[What you need to do]:
Write out every line below that includes the word "tracking".

[The data]:
:::::

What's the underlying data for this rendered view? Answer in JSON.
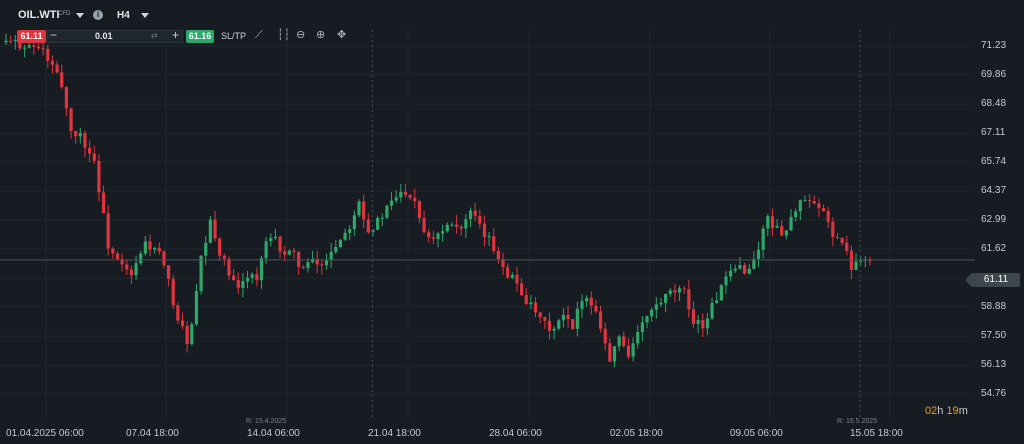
{
  "toolbar": {
    "symbol": "OIL.WTI",
    "instrument_type": "CFD",
    "timeframe": "H4",
    "sell_price": "61.11",
    "buy_price": "61.16",
    "quantity": "0.01",
    "minus": "−",
    "plus": "+",
    "sltp_label": "SL/TP"
  },
  "price_axis": {
    "current_price": "61.11",
    "current_line_color": "#3d454d"
  },
  "markers": [
    {
      "label": "R: 15.4.2025"
    },
    {
      "label": "R: 16.5.2025"
    }
  ],
  "countdown": {
    "hours": "02",
    "h": "h",
    "minutes": "19",
    "m": "m"
  },
  "colors": {
    "up": "#2ea86a",
    "down": "#e0353f",
    "background": "#161c21",
    "accent_timer": "#e3a321"
  },
  "chart_data": {
    "type": "candlestick",
    "title": "",
    "ylim": [
      54.76,
      72.2
    ],
    "y_ticks": [
      "71.23",
      "69.86",
      "68.48",
      "67.11",
      "65.74",
      "64.37",
      "62.99",
      "61.62",
      "60.25",
      "58.88",
      "57.50",
      "56.13",
      "54.76"
    ],
    "x_ticks": [
      "01.04.2025 06:00",
      "07.04 18:00",
      "14.04 06:00",
      "21.04 18:00",
      "28.04 06:00",
      "02.05 18:00",
      "09.05 06:00",
      "15.05 18:00"
    ],
    "close_path": [
      [
        0,
        71.4
      ],
      [
        4,
        71.3
      ],
      [
        8,
        71.0
      ],
      [
        10,
        70.2
      ],
      [
        12,
        69.4
      ],
      [
        14,
        67.2
      ],
      [
        16,
        67.0
      ],
      [
        19,
        65.8
      ],
      [
        22,
        61.8
      ],
      [
        24,
        61.0
      ],
      [
        27,
        60.3
      ],
      [
        30,
        61.9
      ],
      [
        33,
        61.4
      ],
      [
        35,
        60.0
      ],
      [
        37,
        58.3
      ],
      [
        39,
        57.3
      ],
      [
        40,
        57.9
      ],
      [
        42,
        61.1
      ],
      [
        44,
        62.8
      ],
      [
        46,
        61.5
      ],
      [
        48,
        60.4
      ],
      [
        50,
        59.6
      ],
      [
        52,
        60.5
      ],
      [
        54,
        60.2
      ],
      [
        56,
        61.9
      ],
      [
        58,
        62.0
      ],
      [
        60,
        61.4
      ],
      [
        62,
        61.3
      ],
      [
        64,
        60.7
      ],
      [
        66,
        61.0
      ],
      [
        68,
        60.8
      ],
      [
        70,
        61.6
      ],
      [
        72,
        62.1
      ],
      [
        74,
        62.8
      ],
      [
        76,
        64.0
      ],
      [
        78,
        62.5
      ],
      [
        80,
        62.9
      ],
      [
        82,
        63.5
      ],
      [
        84,
        64.1
      ],
      [
        86,
        64.4
      ],
      [
        88,
        64.0
      ],
      [
        90,
        62.5
      ],
      [
        92,
        62.2
      ],
      [
        94,
        62.6
      ],
      [
        96,
        63.0
      ],
      [
        98,
        62.6
      ],
      [
        100,
        63.3
      ],
      [
        102,
        62.6
      ],
      [
        104,
        62.0
      ],
      [
        106,
        61.3
      ],
      [
        108,
        60.5
      ],
      [
        110,
        60.0
      ],
      [
        112,
        59.2
      ],
      [
        114,
        58.5
      ],
      [
        116,
        58.0
      ],
      [
        118,
        57.8
      ],
      [
        120,
        58.4
      ],
      [
        122,
        57.8
      ],
      [
        124,
        59.4
      ],
      [
        126,
        59.1
      ],
      [
        128,
        58.1
      ],
      [
        130,
        56.3
      ],
      [
        132,
        57.5
      ],
      [
        134,
        56.7
      ],
      [
        136,
        57.6
      ],
      [
        138,
        58.4
      ],
      [
        140,
        58.9
      ],
      [
        142,
        59.3
      ],
      [
        144,
        59.6
      ],
      [
        146,
        59.5
      ],
      [
        148,
        58.3
      ],
      [
        150,
        58.0
      ],
      [
        152,
        58.9
      ],
      [
        154,
        59.8
      ],
      [
        156,
        60.4
      ],
      [
        158,
        60.8
      ],
      [
        160,
        60.6
      ],
      [
        162,
        61.7
      ],
      [
        164,
        63.2
      ],
      [
        166,
        62.5
      ],
      [
        168,
        62.5
      ],
      [
        170,
        63.6
      ],
      [
        172,
        63.9
      ],
      [
        174,
        63.6
      ],
      [
        176,
        63.3
      ],
      [
        178,
        62.4
      ],
      [
        180,
        61.9
      ],
      [
        182,
        60.8
      ],
      [
        184,
        61.3
      ],
      [
        186,
        61.1
      ]
    ],
    "marker_index": [
      78,
      183
    ]
  }
}
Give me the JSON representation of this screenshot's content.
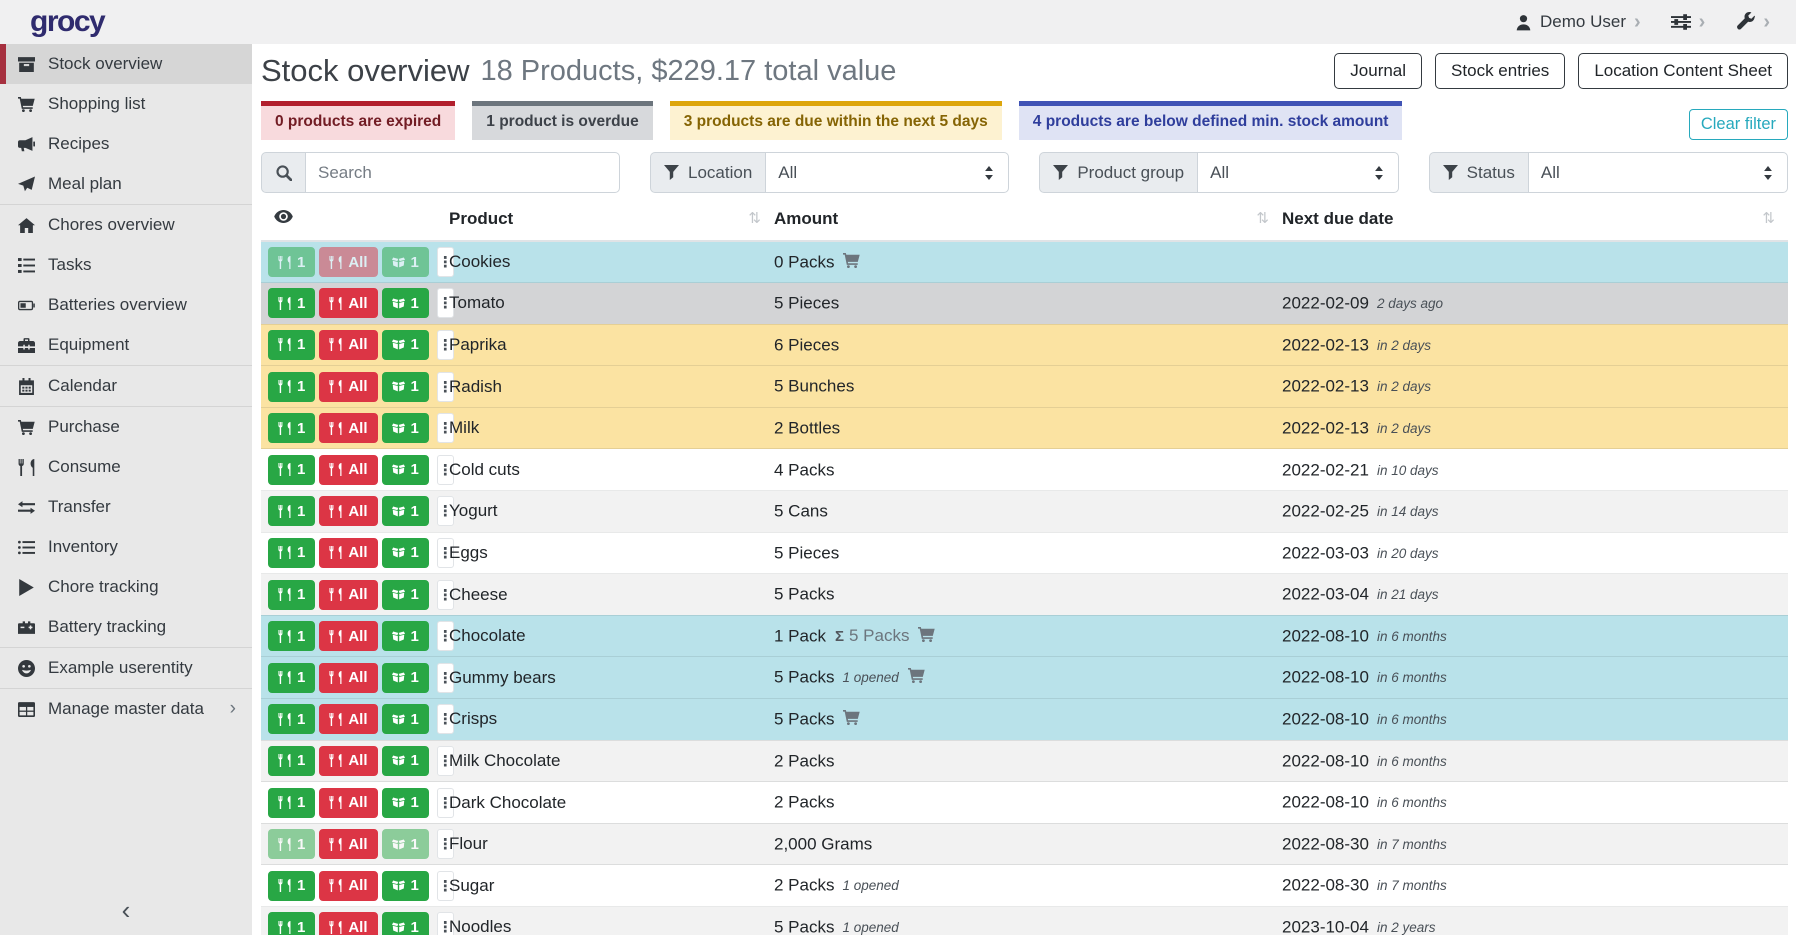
{
  "navbar": {
    "logo": "grocy",
    "user_label": "Demo User"
  },
  "glyphs": {
    "chevron-right-icon": "›",
    "chevron-left-icon": "‹",
    "ellipsis-icon": "⋮",
    "sort-icon": "⇅",
    "sigma-icon": "Σ"
  },
  "sidebar": {
    "items": [
      {
        "label": "Stock overview",
        "icon": "boxes-icon",
        "active": true
      },
      {
        "label": "Shopping list",
        "icon": "cart-icon"
      },
      {
        "label": "Recipes",
        "icon": "megaphone-icon"
      },
      {
        "label": "Meal plan",
        "icon": "paper-plane-icon",
        "divider_after": true
      },
      {
        "label": "Chores overview",
        "icon": "home-icon"
      },
      {
        "label": "Tasks",
        "icon": "tasks-icon"
      },
      {
        "label": "Batteries overview",
        "icon": "battery-icon"
      },
      {
        "label": "Equipment",
        "icon": "toolbox-icon",
        "divider_after": true
      },
      {
        "label": "Calendar",
        "icon": "calendar-icon",
        "divider_after": true
      },
      {
        "label": "Purchase",
        "icon": "cart-plus-icon"
      },
      {
        "label": "Consume",
        "icon": "utensils-icon"
      },
      {
        "label": "Transfer",
        "icon": "exchange-icon"
      },
      {
        "label": "Inventory",
        "icon": "list-icon"
      },
      {
        "label": "Chore tracking",
        "icon": "play-icon"
      },
      {
        "label": "Battery tracking",
        "icon": "car-battery-icon",
        "divider_after": true
      },
      {
        "label": "Example userentity",
        "icon": "smiley-icon",
        "divider_after": true
      },
      {
        "label": "Manage master data",
        "icon": "table-icon",
        "chevron": true
      }
    ]
  },
  "header": {
    "title": "Stock overview",
    "subtitle": "18 Products, $229.17 total value",
    "buttons": [
      "Journal",
      "Stock entries",
      "Location Content Sheet"
    ]
  },
  "banners": [
    {
      "text": "0 products are expired",
      "variant": "danger"
    },
    {
      "text": "1 product is overdue",
      "variant": "secondary"
    },
    {
      "text": "3 products are due within the next 5 days",
      "variant": "warning"
    },
    {
      "text": "4 products are below defined min. stock amount",
      "variant": "indigo"
    }
  ],
  "clear_filter_label": "Clear filter",
  "filters": {
    "search_placeholder": "Search",
    "groups": [
      {
        "label": "Location",
        "value": "All"
      },
      {
        "label": "Product group",
        "value": "All"
      },
      {
        "label": "Status",
        "value": "All"
      }
    ]
  },
  "table": {
    "columns": {
      "product": "Product",
      "amount": "Amount",
      "due": "Next due date"
    },
    "row_buttons": {
      "consume_one": "1",
      "consume_all": "All",
      "open_one": "1"
    },
    "rows": [
      {
        "product": "Cookies",
        "amount": "0 Packs",
        "cart": true,
        "due": "",
        "rel": "",
        "variant": "info",
        "disabled": [
          "consume_one",
          "consume_all",
          "open_one"
        ]
      },
      {
        "product": "Tomato",
        "amount": "5 Pieces",
        "due": "2022-02-09",
        "rel": "2 days ago",
        "variant": "secondary"
      },
      {
        "product": "Paprika",
        "amount": "6 Pieces",
        "due": "2022-02-13",
        "rel": "in 2 days",
        "variant": "warning"
      },
      {
        "product": "Radish",
        "amount": "5 Bunches",
        "due": "2022-02-13",
        "rel": "in 2 days",
        "variant": "warning"
      },
      {
        "product": "Milk",
        "amount": "2 Bottles",
        "due": "2022-02-13",
        "rel": "in 2 days",
        "variant": "warning"
      },
      {
        "product": "Cold cuts",
        "amount": "4 Packs",
        "due": "2022-02-21",
        "rel": "in 10 days"
      },
      {
        "product": "Yogurt",
        "amount": "5 Cans",
        "due": "2022-02-25",
        "rel": "in 14 days"
      },
      {
        "product": "Eggs",
        "amount": "5 Pieces",
        "due": "2022-03-03",
        "rel": "in 20 days"
      },
      {
        "product": "Cheese",
        "amount": "5 Packs",
        "due": "2022-03-04",
        "rel": "in 21 days"
      },
      {
        "product": "Chocolate",
        "amount": "1 Pack",
        "sum": "5 Packs",
        "cart": true,
        "due": "2022-08-10",
        "rel": "in 6 months",
        "variant": "info"
      },
      {
        "product": "Gummy bears",
        "amount": "5 Packs",
        "opened": "1 opened",
        "cart": true,
        "due": "2022-08-10",
        "rel": "in 6 months",
        "variant": "info"
      },
      {
        "product": "Crisps",
        "amount": "5 Packs",
        "cart": true,
        "due": "2022-08-10",
        "rel": "in 6 months",
        "variant": "info"
      },
      {
        "product": "Milk Chocolate",
        "amount": "2 Packs",
        "due": "2022-08-10",
        "rel": "in 6 months"
      },
      {
        "product": "Dark Chocolate",
        "amount": "2 Packs",
        "due": "2022-08-10",
        "rel": "in 6 months"
      },
      {
        "product": "Flour",
        "amount": "2,000 Grams",
        "due": "2022-08-30",
        "rel": "in 7 months",
        "disabled": [
          "consume_one",
          "open_one"
        ]
      },
      {
        "product": "Sugar",
        "amount": "2 Packs",
        "opened": "1 opened",
        "due": "2022-08-30",
        "rel": "in 7 months"
      },
      {
        "product": "Noodles",
        "amount": "5 Packs",
        "opened": "1 opened",
        "due": "2023-10-04",
        "rel": "in 2 years"
      }
    ]
  },
  "colors": {
    "accent_red": "#a6303f",
    "success": "#28a745",
    "danger": "#dc3545",
    "info_row": "#b9e2ea",
    "warning_row": "#fbe3a2",
    "secondary_row": "#d3d4d6",
    "teal": "#27a9bd",
    "indigo": "#4053b5",
    "logo": "#2f2b6e"
  }
}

:::::

[The output]:
        "label": "Chore tracking",
        "label": "Battery tracking",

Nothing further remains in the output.